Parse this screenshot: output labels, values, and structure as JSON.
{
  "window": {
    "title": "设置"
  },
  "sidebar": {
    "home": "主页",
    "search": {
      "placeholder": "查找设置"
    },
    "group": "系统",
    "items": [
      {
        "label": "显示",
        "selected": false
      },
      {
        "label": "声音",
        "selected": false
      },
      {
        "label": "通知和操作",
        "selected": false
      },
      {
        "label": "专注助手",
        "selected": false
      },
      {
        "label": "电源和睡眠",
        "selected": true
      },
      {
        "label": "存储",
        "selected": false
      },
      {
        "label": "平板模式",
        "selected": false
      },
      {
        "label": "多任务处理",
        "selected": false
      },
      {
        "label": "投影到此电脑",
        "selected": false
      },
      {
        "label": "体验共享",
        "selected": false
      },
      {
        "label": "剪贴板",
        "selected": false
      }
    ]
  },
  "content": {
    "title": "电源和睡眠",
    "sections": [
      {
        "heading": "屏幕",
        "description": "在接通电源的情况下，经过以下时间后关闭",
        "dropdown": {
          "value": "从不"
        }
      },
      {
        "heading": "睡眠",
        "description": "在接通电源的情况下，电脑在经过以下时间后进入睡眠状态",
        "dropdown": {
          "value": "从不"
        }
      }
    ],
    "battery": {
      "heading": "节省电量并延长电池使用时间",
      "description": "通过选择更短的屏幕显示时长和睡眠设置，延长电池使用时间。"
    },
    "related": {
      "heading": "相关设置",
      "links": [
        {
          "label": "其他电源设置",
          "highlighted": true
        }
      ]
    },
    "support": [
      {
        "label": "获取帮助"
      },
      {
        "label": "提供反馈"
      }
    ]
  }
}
::::
# Exercise aim
Quote the data above in full, changing nothing.

# Reply to the exercise
Parse this screenshot: output labels, values, and structure as JSON.
{
  "window": {
    "title": "设置"
  },
  "sidebar": {
    "home": "主页",
    "search": {
      "placeholder": "查找设置"
    },
    "group": "系统",
    "items": [
      {
        "label": "显示",
        "selected": false
      },
      {
        "label": "声音",
        "selected": false
      },
      {
        "label": "通知和操作",
        "selected": false
      },
      {
        "label": "专注助手",
        "selected": false
      },
      {
        "label": "电源和睡眠",
        "selected": true
      },
      {
        "label": "存储",
        "selected": false
      },
      {
        "label": "平板模式",
        "selected": false
      },
      {
        "label": "多任务处理",
        "selected": false
      },
      {
        "label": "投影到此电脑",
        "selected": false
      },
      {
        "label": "体验共享",
        "selected": false
      },
      {
        "label": "剪贴板",
        "selected": false
      }
    ]
  },
  "content": {
    "title": "电源和睡眠",
    "sections": [
      {
        "heading": "屏幕",
        "description": "在接通电源的情况下，经过以下时间后关闭",
        "dropdown": {
          "value": "从不"
        }
      },
      {
        "heading": "睡眠",
        "description": "在接通电源的情况下，电脑在经过以下时间后进入睡眠状态",
        "dropdown": {
          "value": "从不"
        }
      }
    ],
    "battery": {
      "heading": "节省电量并延长电池使用时间",
      "description": "通过选择更短的屏幕显示时长和睡眠设置，延长电池使用时间。"
    },
    "related": {
      "heading": "相关设置",
      "links": [
        {
          "label": "其他电源设置",
          "highlighted": true
        }
      ]
    },
    "support": [
      {
        "label": "获取帮助"
      },
      {
        "label": "提供反馈"
      }
    ]
  }
}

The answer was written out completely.